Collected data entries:

———

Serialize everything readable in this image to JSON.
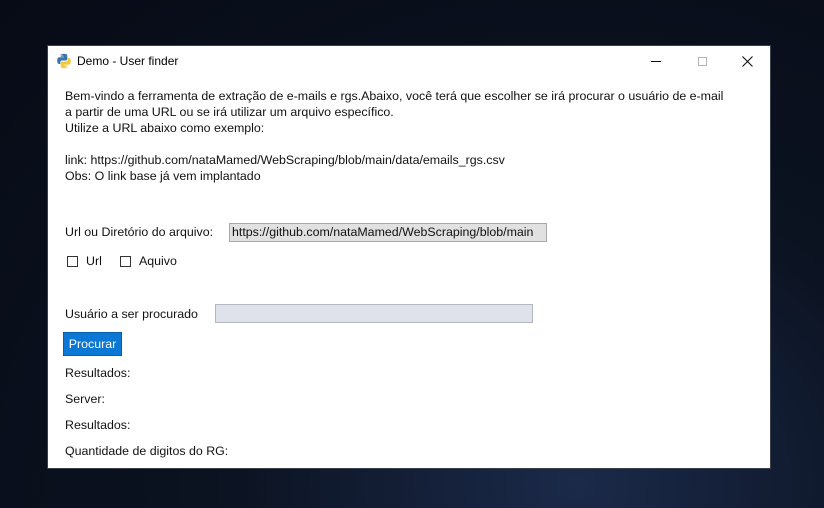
{
  "window": {
    "title": "Demo - User finder",
    "icon": "python-icon"
  },
  "intro": {
    "line1": "Bem-vindo a ferramenta de extração de e-mails e rgs.Abaixo, você terá que escolher se irá procurar o usuário de e-mail",
    "line2": "a partir de uma URL ou se irá utilizar um arquivo específico.",
    "line3": "Utilize a URL abaixo como exemplo:",
    "line4": "link: https://github.com/nataMamed/WebScraping/blob/main/data/emails_rgs.csv",
    "line5": "Obs: O link base já vem implantado"
  },
  "source": {
    "label": "Url ou Diretório do arquivo:",
    "value": "https://github.com/nataMamed/WebScraping/blob/main",
    "options": [
      {
        "label": "Url",
        "checked": false
      },
      {
        "label": "Aquivo",
        "checked": false
      }
    ]
  },
  "user": {
    "label": "Usuário a ser procurado",
    "value": ""
  },
  "search_button": "Procurar",
  "results": {
    "results_label_1": "Resultados:",
    "server_label": "Server:",
    "results_label_2": "Resultados:",
    "rg_digits_label": "Quantidade de digitos do RG:"
  },
  "colors": {
    "button_bg": "#0a78d4",
    "input_bg": "#e1e1e1",
    "user_input_bg": "#dfe2ea"
  }
}
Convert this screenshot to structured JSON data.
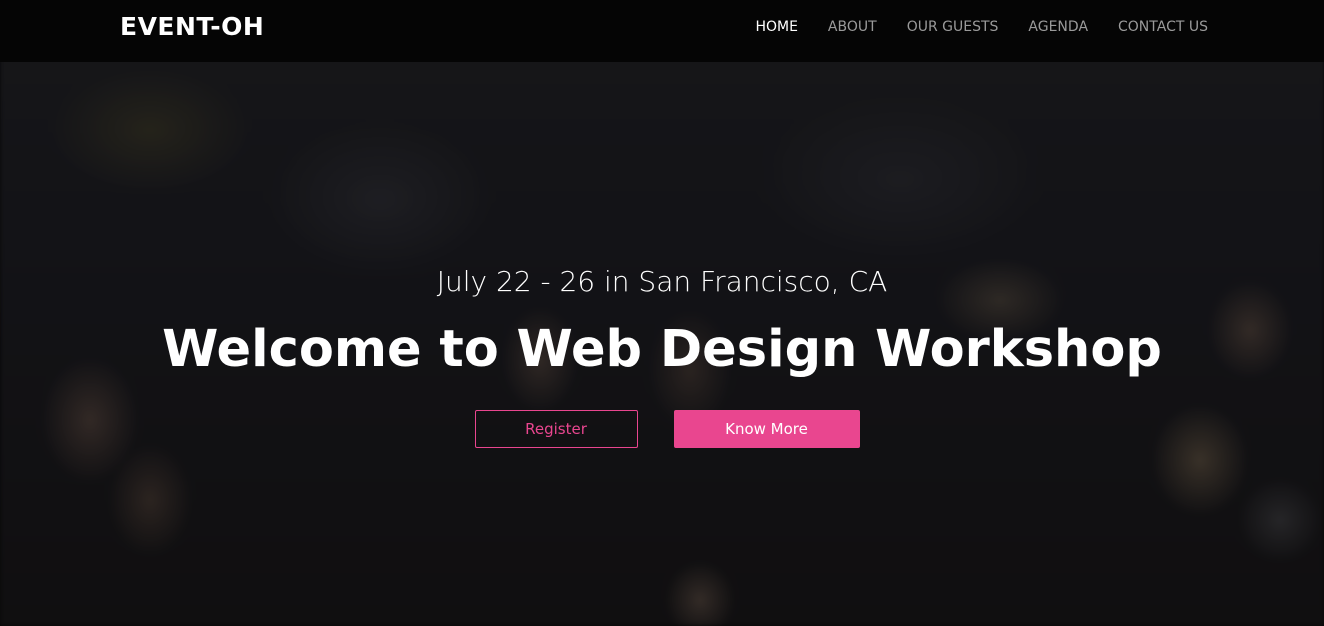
{
  "navbar": {
    "brand": "EVENT-OH",
    "links": [
      {
        "label": "HOME",
        "active": true
      },
      {
        "label": "ABOUT",
        "active": false
      },
      {
        "label": "OUR GUESTS",
        "active": false
      },
      {
        "label": "AGENDA",
        "active": false
      },
      {
        "label": "CONTACT US",
        "active": false
      }
    ]
  },
  "hero": {
    "date_location": "July 22 - 26 in San Francisco, CA",
    "title": "Welcome to Web Design Workshop",
    "register_label": "Register",
    "know_more_label": "Know More"
  },
  "colors": {
    "accent": "#e9468f",
    "navbar_bg": "#050505",
    "nav_active": "#ffffff",
    "nav_inactive": "#9a9a9a"
  }
}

———

EXERCISE:
Without including the pictures, return each record above exactly as it stands.

RESULT OF THE EXERCISE:
Serialize everything readable in this image to JSON.
{
  "window": {
    "title": "Demo - User finder",
    "icon": "python-icon"
  },
  "intro": {
    "line1": "Bem-vindo a ferramenta de extração de e-mails e rgs.Abaixo, você terá que escolher se irá procurar o usuário de e-mail",
    "line2": "a partir de uma URL ou se irá utilizar um arquivo específico.",
    "line3": "Utilize a URL abaixo como exemplo:",
    "line4": "link: https://github.com/nataMamed/WebScraping/blob/main/data/emails_rgs.csv",
    "line5": "Obs: O link base já vem implantado"
  },
  "source": {
    "label": "Url ou Diretório do arquivo:",
    "value": "https://github.com/nataMamed/WebScraping/blob/main",
    "options": [
      {
        "label": "Url",
        "checked": false
      },
      {
        "label": "Aquivo",
        "checked": false
      }
    ]
  },
  "user": {
    "label": "Usuário a ser procurado",
    "value": ""
  },
  "search_button": "Procurar",
  "results": {
    "results_label_1": "Resultados:",
    "server_label": "Server:",
    "results_label_2": "Resultados:",
    "rg_digits_label": "Quantidade de digitos do RG:"
  },
  "colors": {
    "button_bg": "#0a78d4",
    "input_bg": "#e1e1e1",
    "user_input_bg": "#dfe2ea"
  }
}
Convert this screenshot to structured JSON data.
{
  "navbar": {
    "brand": "EVENT-OH",
    "links": [
      {
        "label": "HOME",
        "active": true
      },
      {
        "label": "ABOUT",
        "active": false
      },
      {
        "label": "OUR GUESTS",
        "active": false
      },
      {
        "label": "AGENDA",
        "active": false
      },
      {
        "label": "CONTACT US",
        "active": false
      }
    ]
  },
  "hero": {
    "date_location": "July 22 - 26 in San Francisco, CA",
    "title": "Welcome to Web Design Workshop",
    "register_label": "Register",
    "know_more_label": "Know More"
  },
  "colors": {
    "accent": "#e9468f",
    "navbar_bg": "#050505",
    "nav_active": "#ffffff",
    "nav_inactive": "#9a9a9a"
  }
}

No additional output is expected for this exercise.